Source document
** start **

Fuzzy Matching Algorithms

Traditionally, comparing two strings yields either true or false, indicating whether the strings are exactly the same. Fuzzy matching (also known as approximate string matching or probabilistic record linkage) overcomes this limitation by calculating the probability that two records refer to the same entity.

There are two broad categories of fuzzy matching algorithms: edit distances and phonetic algorithms. Generally, edit distances count the minimum number of operations that it takes to transform one string into the other, and phonetic algorithms determine whether two strings “sound” alike.

If you’re interested in trying out any of the algorithms I’ll be discussing below, I built a Shiny app that covers a lot of the same information that’s presented here.

Edit Distances

Hamming Distance

The simplest edit distance is the Hamming (1950) distance, which counts the number of nonmatching characters in a given pair of strings. Symbolically, it’s defined for two strings ($A$ and $B$) as:

\[D_H(A,B) = \begin{cases} \frac{| (A \cap B)^c |}{2}, &|A| = |B| \\ -1, &|A| \neq |B| \end{cases}\]

A simple extension of this algorithm is a score (which provides the probability that two strings are the same), defined for two strings ($A$ and $B$) as:

\[S_H(A,B) = \begin{cases} \frac{|A| - D_H}{|A|}, &|A| = |B| \\ 0, &|A| \neq |B| \end{cases}\]

Consider, for example, “WOW” and “MOM”. The first and third characters (“W” and “M” in both cases) don’t match, yielding a Hamming distance of 2. Since we’re counting nonmatching characters, the Hamming distance is not defined for strings of different lengths (thus returning a nonsensical distance of -1). One obvious way to overcome this length limitation is to pad (add underscores or some other character until the strings are the same length). If we consider “ROB COFFMAN” and “ROBERT COFFMAN”, we get the following results:

Padding	Distance	Score
No Padding	-1	0%
Left Padding	6	57.14%
Right Padding	13	14.29%

As we can see from the prior example, left padding appears to overemphasize the last name while right padding appears to overemphasize the last name. This become even clearer when we compare “ROBERT COFFMAN” and “ROBERT SMITH”:

Padding	Distance	Score
No Padding	-1	0%
Left Padding	14	0%
Right Padding	7	50%

Unfortunately, this algorithm is overly simplistic. Specifically, it is invalid for strings of different lengths, padding can overemphasize the beginning or end of the strings, and one mistaken insertion can drastically alter the score.

** end **

Dataset content
** start **

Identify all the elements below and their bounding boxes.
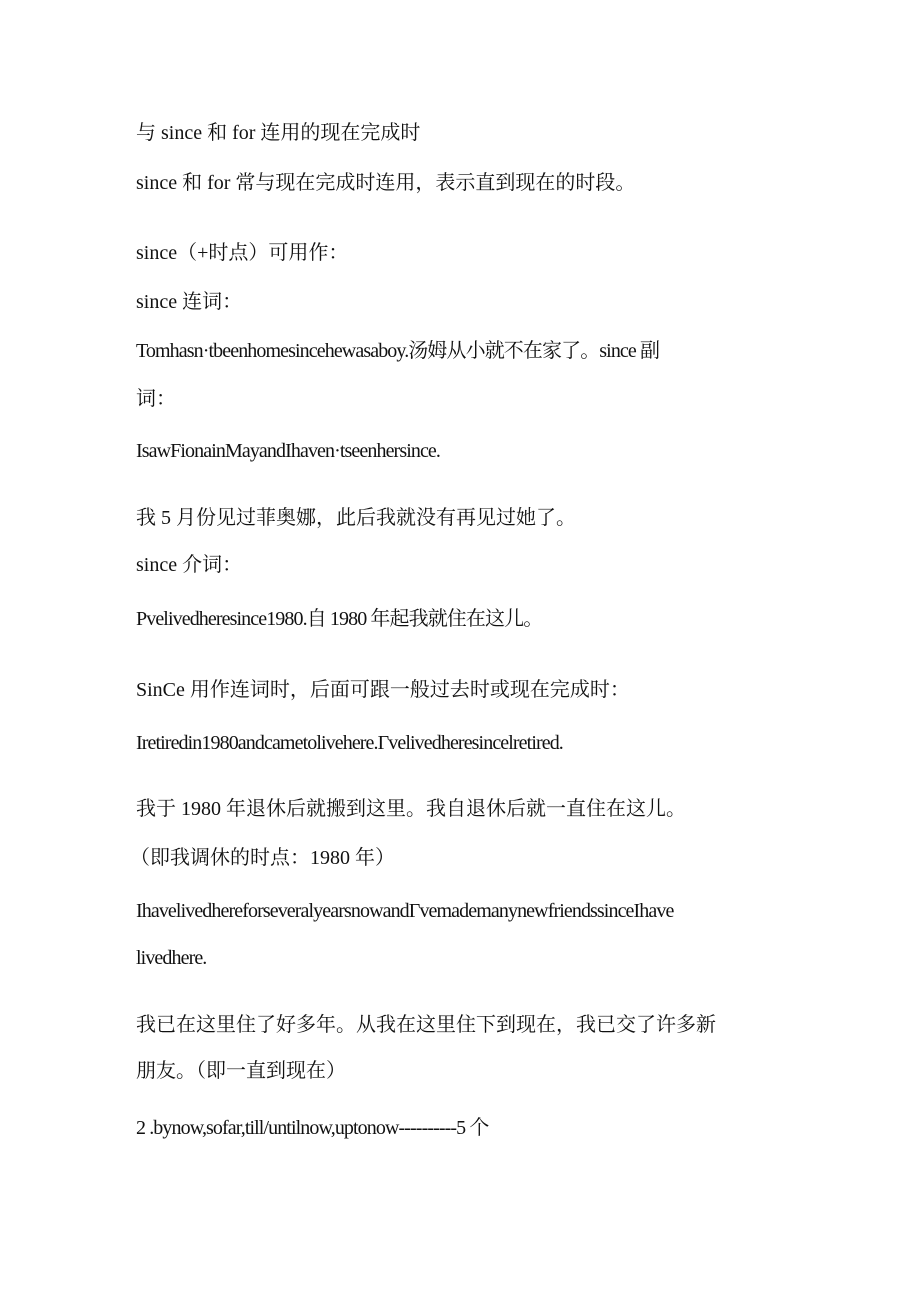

** end **

Exercise task
In the fuzzy matching text, what Hamming distance is given for "WOW" and "MOM"?

Answer in full
2